-- Set problem --
Collect all lines containing the word "Crise" from the data.

-- Extracted data --
──────────────────────────────
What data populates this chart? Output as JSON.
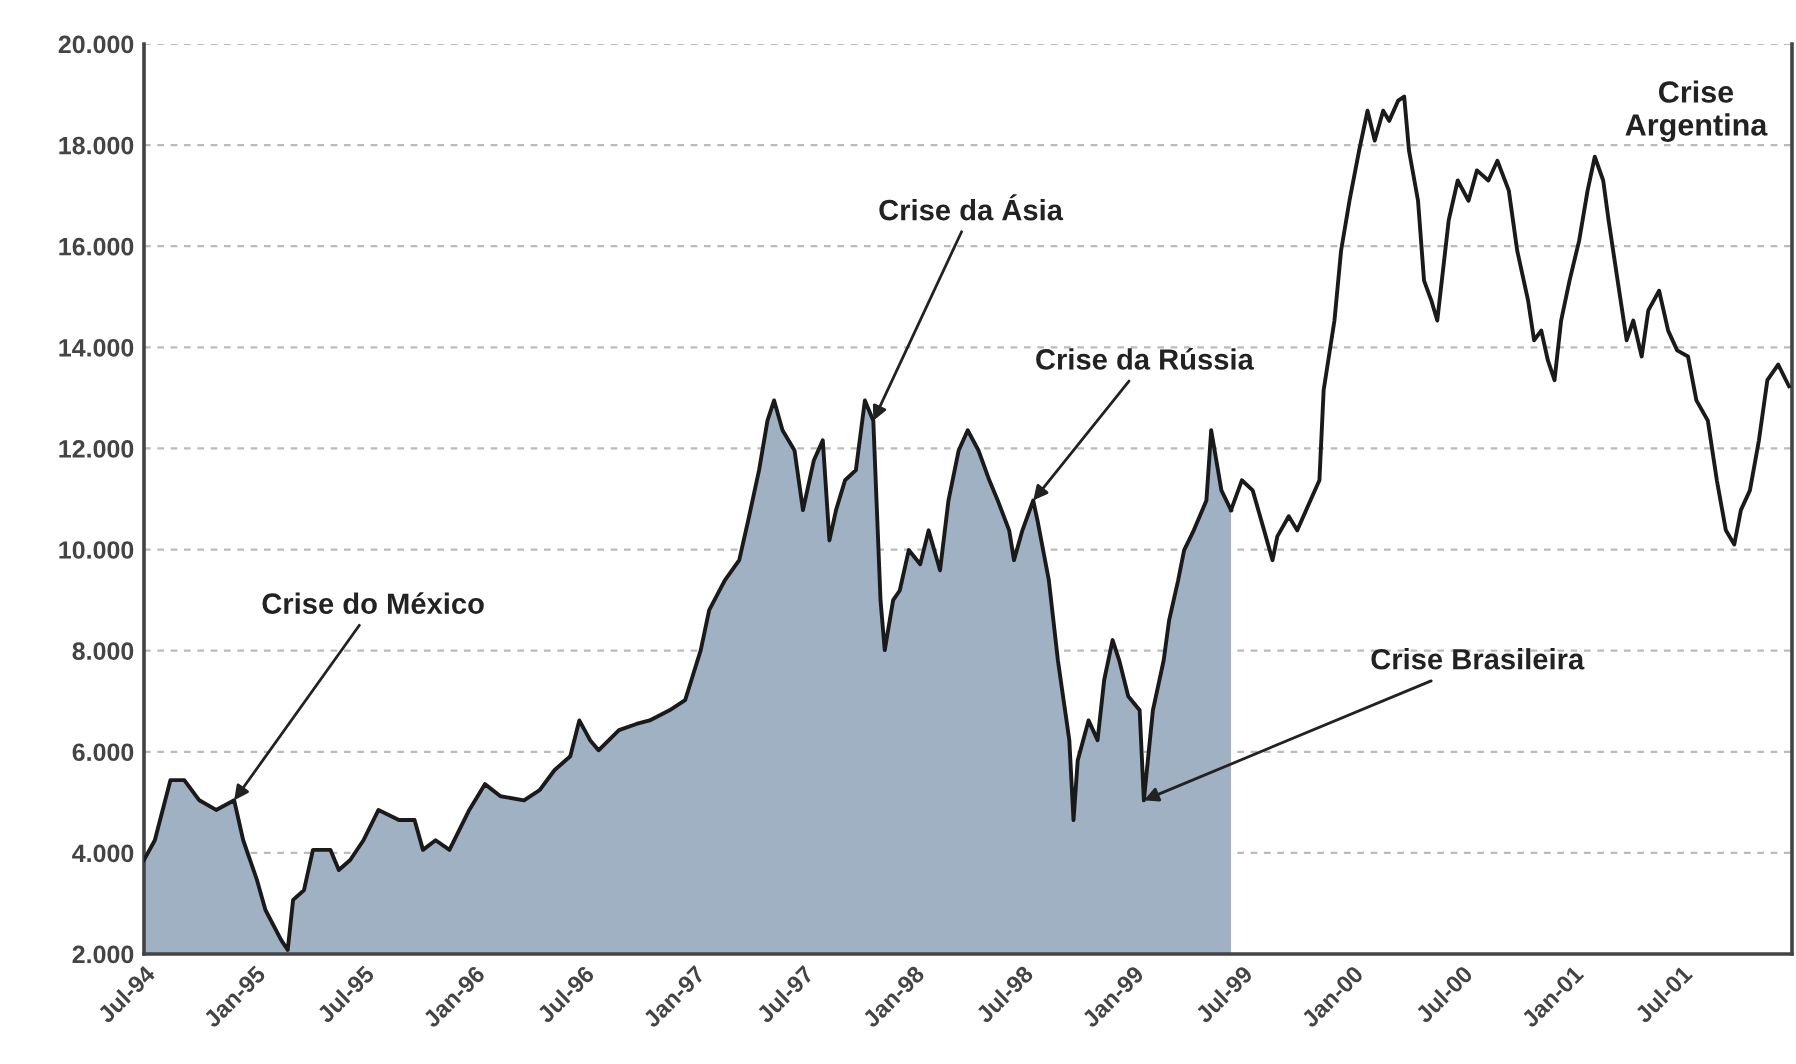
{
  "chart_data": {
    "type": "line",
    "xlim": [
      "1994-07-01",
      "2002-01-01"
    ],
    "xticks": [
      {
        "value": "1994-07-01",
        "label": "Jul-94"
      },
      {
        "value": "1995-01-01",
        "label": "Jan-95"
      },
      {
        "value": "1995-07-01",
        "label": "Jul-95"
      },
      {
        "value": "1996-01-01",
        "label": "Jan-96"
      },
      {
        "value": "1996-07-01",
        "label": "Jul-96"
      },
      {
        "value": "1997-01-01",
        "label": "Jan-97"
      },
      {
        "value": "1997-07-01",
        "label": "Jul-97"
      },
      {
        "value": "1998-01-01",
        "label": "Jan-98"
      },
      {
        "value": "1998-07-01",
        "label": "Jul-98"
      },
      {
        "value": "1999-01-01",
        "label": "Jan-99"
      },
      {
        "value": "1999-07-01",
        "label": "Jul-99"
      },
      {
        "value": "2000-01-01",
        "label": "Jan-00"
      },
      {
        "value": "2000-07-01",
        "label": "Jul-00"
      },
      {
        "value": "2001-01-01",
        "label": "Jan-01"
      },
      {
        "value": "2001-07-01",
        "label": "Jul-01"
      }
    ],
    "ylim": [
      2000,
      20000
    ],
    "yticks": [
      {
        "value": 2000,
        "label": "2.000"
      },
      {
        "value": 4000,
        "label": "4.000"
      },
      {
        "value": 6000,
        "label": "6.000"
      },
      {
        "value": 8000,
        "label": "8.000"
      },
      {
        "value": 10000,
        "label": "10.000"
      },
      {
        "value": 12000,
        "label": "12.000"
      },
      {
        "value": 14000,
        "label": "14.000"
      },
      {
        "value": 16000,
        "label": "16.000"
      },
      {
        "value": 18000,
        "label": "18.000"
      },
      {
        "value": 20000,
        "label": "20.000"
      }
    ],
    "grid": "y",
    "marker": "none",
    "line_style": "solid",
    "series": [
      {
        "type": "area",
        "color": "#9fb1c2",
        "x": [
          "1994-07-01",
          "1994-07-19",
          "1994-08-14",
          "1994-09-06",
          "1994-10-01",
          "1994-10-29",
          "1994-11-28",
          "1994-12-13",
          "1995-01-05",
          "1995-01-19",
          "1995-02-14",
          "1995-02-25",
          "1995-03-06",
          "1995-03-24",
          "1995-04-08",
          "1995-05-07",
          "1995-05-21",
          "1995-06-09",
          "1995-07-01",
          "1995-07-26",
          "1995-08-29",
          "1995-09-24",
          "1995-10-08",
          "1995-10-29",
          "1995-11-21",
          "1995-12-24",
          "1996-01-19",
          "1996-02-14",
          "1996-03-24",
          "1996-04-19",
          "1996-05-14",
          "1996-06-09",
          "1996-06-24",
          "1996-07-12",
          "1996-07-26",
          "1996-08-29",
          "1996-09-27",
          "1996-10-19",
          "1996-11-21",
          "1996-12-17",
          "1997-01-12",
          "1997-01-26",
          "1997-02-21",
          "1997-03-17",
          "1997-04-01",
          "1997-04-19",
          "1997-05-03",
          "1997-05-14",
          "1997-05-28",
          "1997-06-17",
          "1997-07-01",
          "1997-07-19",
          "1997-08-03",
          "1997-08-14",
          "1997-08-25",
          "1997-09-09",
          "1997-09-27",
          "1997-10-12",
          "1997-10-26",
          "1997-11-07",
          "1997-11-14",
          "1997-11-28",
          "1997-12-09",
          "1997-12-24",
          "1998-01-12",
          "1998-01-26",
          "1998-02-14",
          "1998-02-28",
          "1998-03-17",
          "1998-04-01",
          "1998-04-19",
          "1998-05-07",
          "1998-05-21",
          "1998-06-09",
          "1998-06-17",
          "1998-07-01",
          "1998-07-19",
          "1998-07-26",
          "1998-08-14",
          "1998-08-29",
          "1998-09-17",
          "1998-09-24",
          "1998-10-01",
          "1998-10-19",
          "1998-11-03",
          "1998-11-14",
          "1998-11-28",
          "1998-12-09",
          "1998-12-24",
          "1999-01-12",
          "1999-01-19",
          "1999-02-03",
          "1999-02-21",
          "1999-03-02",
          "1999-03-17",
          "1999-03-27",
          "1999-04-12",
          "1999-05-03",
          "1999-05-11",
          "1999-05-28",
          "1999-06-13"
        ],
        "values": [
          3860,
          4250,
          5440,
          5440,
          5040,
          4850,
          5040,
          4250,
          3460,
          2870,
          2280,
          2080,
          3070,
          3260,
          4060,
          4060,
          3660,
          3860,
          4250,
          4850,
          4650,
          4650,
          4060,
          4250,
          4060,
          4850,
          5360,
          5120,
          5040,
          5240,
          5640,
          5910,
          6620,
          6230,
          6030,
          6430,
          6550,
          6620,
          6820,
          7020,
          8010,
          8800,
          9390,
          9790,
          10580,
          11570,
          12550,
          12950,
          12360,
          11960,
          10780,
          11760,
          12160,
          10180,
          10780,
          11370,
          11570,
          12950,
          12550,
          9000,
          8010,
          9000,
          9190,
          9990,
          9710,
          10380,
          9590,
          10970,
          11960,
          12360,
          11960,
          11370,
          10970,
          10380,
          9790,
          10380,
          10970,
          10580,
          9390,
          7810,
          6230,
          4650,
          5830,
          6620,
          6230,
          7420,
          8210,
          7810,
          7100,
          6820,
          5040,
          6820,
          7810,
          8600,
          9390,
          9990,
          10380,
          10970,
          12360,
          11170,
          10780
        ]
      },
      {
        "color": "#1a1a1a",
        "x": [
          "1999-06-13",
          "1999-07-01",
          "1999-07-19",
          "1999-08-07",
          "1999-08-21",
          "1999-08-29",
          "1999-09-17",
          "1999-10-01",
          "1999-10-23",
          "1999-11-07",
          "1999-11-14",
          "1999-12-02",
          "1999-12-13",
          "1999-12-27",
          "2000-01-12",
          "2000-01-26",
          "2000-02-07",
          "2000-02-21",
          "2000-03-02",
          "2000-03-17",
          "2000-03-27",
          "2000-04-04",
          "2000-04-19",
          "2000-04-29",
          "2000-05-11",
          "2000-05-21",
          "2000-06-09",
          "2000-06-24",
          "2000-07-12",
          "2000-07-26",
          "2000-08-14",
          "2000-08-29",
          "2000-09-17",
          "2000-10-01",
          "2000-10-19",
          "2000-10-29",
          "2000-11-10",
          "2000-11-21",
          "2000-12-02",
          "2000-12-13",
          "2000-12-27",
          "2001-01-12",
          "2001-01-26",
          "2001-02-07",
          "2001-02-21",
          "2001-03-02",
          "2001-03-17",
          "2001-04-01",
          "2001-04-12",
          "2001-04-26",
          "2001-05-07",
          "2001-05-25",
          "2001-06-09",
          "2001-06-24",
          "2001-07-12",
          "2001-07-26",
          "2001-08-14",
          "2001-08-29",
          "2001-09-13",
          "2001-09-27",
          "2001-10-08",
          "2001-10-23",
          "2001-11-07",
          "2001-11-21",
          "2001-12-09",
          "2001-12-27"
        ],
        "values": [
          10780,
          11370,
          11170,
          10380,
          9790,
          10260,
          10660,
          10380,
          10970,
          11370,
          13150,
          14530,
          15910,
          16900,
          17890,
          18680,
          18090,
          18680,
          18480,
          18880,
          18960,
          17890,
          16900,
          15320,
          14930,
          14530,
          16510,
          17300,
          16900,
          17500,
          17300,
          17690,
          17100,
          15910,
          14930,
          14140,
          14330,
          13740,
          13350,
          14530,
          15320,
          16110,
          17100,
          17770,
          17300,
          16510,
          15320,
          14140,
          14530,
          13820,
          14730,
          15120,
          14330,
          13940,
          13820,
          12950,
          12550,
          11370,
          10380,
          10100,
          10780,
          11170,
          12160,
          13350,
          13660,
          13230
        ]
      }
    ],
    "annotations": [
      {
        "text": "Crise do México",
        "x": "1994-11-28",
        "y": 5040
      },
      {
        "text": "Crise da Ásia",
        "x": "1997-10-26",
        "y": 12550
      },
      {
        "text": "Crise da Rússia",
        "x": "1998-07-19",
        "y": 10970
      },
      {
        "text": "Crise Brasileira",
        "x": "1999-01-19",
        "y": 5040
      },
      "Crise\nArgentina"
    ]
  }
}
──────────────────────────────
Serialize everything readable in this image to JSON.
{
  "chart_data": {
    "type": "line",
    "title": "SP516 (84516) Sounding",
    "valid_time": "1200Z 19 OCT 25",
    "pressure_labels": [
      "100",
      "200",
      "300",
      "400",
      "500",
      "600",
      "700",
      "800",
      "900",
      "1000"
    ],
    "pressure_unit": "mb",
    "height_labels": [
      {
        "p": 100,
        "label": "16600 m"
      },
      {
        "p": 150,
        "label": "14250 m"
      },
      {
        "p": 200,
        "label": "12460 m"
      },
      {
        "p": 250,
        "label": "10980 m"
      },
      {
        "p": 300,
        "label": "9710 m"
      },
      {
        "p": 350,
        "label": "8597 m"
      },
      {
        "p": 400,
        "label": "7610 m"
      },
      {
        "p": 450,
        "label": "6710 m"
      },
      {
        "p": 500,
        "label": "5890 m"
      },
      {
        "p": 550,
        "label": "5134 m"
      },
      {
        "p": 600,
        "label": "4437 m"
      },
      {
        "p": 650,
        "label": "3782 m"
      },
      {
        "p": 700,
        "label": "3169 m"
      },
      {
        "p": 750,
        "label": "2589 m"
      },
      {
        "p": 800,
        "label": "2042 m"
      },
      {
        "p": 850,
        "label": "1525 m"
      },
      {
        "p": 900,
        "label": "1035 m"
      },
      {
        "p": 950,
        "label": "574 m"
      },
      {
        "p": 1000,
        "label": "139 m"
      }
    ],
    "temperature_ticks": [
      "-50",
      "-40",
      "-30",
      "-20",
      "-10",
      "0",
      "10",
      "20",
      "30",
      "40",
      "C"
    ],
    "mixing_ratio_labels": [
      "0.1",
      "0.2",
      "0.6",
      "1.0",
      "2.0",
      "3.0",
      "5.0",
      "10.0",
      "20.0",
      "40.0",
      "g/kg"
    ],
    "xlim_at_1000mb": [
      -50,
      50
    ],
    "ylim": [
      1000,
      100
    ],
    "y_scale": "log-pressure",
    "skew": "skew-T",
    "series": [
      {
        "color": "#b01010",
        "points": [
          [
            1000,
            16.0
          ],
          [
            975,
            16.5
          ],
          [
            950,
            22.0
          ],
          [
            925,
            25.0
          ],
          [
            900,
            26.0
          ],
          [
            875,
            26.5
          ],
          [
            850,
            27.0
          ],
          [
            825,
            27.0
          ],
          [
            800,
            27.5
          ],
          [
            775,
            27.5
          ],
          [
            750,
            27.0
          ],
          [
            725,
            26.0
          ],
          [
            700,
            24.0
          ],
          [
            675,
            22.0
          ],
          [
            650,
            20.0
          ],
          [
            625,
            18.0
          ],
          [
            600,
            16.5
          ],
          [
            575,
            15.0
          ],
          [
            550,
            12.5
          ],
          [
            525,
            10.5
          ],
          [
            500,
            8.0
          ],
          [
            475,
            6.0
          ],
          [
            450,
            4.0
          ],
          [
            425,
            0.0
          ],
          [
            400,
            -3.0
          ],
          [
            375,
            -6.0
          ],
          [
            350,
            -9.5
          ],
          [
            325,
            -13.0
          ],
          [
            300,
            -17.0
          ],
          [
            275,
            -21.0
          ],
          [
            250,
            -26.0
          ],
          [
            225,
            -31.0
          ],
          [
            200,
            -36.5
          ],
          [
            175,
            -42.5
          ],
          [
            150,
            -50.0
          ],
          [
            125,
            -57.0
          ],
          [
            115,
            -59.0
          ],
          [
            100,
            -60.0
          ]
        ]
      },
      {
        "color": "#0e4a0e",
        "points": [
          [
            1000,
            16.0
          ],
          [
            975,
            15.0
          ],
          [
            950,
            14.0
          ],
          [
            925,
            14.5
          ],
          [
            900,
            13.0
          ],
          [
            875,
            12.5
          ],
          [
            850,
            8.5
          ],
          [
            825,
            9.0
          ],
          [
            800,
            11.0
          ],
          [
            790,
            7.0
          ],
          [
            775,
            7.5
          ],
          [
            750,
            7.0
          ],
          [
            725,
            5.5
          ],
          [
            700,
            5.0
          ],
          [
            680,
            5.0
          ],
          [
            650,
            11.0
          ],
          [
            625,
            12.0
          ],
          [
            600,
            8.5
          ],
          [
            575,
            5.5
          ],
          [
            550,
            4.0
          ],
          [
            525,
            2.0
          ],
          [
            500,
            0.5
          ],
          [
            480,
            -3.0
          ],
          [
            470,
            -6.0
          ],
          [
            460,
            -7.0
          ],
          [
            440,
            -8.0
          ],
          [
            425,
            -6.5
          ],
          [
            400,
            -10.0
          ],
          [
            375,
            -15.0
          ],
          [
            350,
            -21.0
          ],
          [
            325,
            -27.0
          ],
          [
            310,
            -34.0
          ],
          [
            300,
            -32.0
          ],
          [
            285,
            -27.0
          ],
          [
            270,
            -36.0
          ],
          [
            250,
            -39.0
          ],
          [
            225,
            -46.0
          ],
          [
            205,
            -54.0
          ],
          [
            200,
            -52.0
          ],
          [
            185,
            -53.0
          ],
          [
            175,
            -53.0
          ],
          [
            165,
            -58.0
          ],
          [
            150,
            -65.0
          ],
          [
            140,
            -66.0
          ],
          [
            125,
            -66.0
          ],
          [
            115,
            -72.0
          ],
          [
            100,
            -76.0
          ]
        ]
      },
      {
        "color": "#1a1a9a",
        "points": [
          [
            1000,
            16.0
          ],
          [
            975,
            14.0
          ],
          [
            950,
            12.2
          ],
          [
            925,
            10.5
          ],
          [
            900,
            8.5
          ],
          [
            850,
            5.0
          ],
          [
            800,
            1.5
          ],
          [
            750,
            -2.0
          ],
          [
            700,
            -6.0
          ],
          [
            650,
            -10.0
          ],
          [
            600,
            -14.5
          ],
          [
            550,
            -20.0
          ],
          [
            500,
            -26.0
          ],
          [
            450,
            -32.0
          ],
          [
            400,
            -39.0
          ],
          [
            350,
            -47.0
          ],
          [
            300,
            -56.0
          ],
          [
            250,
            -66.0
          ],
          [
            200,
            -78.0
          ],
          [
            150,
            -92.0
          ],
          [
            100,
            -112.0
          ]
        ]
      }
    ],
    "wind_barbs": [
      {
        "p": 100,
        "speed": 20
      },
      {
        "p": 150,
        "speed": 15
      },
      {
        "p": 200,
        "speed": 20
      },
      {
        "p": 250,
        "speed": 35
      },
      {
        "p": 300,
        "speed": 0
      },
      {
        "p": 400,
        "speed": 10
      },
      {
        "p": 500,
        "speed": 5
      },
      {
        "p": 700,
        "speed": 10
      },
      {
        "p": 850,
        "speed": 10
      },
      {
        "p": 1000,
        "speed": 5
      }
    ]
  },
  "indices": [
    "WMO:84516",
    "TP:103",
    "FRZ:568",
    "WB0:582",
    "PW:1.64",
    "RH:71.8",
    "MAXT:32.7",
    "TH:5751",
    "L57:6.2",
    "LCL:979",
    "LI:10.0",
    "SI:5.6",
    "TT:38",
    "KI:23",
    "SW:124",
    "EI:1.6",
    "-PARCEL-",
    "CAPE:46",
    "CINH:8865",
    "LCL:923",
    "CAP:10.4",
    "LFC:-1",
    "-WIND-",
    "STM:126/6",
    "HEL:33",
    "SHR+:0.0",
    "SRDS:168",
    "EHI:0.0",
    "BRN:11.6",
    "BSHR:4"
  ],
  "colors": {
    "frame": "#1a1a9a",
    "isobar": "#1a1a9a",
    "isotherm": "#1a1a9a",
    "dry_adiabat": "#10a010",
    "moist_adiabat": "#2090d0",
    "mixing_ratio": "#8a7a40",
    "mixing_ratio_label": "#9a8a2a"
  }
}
──────────────────────────────
-- Full response --
        "text": "Crise do México",
        "text": "Crise da Ásia",
        "text": "Crise da Rússia",
        "text": "Crise Brasileira",
      "Crise\nArgentina"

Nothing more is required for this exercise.